_GIVEN REQUEST:_
Only a number is expected: how many lines in the data below contain the word "content".

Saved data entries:
• • • • • • •

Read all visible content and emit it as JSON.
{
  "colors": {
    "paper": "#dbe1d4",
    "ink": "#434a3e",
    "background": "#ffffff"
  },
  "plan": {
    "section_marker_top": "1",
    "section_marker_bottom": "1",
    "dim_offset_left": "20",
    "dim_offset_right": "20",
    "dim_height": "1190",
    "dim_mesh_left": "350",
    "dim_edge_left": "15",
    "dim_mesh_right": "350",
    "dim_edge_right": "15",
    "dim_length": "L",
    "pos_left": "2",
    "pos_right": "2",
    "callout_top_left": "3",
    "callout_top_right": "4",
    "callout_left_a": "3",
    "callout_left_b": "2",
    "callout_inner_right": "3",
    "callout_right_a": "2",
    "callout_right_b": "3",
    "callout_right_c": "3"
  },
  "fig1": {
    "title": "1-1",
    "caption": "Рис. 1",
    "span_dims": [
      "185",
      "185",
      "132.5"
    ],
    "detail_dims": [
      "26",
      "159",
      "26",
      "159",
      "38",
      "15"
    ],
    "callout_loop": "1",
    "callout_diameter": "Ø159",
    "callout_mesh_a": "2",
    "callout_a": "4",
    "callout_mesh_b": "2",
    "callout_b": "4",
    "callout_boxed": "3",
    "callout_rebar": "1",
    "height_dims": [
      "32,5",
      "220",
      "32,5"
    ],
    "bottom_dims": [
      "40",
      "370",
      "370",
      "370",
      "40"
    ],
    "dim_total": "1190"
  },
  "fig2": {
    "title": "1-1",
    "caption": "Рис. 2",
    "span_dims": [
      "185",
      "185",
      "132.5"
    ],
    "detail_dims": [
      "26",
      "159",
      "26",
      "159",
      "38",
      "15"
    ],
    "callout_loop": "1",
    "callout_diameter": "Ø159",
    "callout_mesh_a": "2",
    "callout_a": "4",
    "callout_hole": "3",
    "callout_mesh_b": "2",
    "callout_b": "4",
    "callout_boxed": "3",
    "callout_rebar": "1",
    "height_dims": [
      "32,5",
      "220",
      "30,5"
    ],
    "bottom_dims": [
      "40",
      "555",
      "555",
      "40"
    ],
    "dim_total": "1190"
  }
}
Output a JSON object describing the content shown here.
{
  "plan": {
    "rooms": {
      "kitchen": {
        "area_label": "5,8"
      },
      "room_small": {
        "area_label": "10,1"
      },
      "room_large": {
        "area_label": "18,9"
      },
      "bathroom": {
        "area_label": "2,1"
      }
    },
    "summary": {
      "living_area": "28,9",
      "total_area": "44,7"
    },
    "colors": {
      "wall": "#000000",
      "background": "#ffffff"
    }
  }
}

• • • • • • •

_FINAL RESULT:_
2